**What you should do:** Give back each entry verbatim.

**Records:**
Start of Block

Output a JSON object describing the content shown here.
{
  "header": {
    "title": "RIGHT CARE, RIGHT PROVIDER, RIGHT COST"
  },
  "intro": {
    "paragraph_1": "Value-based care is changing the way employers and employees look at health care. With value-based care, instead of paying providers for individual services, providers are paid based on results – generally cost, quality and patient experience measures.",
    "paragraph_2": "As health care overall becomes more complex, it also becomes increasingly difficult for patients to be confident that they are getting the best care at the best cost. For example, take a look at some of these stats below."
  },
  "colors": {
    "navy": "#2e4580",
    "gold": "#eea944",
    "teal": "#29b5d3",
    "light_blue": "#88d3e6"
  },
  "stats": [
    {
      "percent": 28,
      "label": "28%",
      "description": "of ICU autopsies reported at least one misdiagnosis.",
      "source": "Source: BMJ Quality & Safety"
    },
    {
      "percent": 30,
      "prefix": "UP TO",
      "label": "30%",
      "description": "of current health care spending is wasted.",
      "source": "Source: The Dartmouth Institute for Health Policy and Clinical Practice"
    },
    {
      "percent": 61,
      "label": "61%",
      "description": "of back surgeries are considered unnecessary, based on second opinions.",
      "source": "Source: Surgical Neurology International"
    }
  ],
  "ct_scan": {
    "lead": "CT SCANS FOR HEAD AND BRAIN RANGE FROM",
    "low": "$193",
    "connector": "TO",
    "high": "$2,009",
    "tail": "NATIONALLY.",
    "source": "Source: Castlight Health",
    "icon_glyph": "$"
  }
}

End of Block

**Task answer:**
Output a JSON object describing the content shown here.
{
  "header": {
    "title": "RIGHT CARE, RIGHT PROVIDER, RIGHT COST"
  },
  "intro": {
    "paragraph_1": "Value-based care is changing the way employers and employees look at health care. With value-based care, instead of paying providers for individual services, providers are paid based on results – generally cost, quality and patient experience measures.",
    "paragraph_2": "As health care overall becomes more complex, it also becomes increasingly difficult for patients to be confident that they are getting the best care at the best cost. For example, take a look at some of these stats below."
  },
  "colors": {
    "navy": "#2e4580",
    "gold": "#eea944",
    "teal": "#29b5d3",
    "light_blue": "#88d3e6"
  },
  "stats": [
    {
      "percent": 28,
      "label": "28%",
      "description": "of ICU autopsies reported at least one misdiagnosis.",
      "source": "Source: BMJ Quality & Safety"
    },
    {
      "percent": 30,
      "prefix": "UP TO",
      "label": "30%",
      "description": "of current health care spending is wasted.",
      "source": "Source: The Dartmouth Institute for Health Policy and Clinical Practice"
    },
    {
      "percent": 61,
      "label": "61%",
      "description": "of back surgeries are considered unnecessary, based on second opinions.",
      "source": "Source: Surgical Neurology International"
    }
  ],
  "ct_scan": {
    "lead": "CT SCANS FOR HEAD AND BRAIN RANGE FROM",
    "low": "$193",
    "connector": "TO",
    "high": "$2,009",
    "tail": "NATIONALLY.",
    "source": "Source: Castlight Health",
    "icon_glyph": "$"
  }
}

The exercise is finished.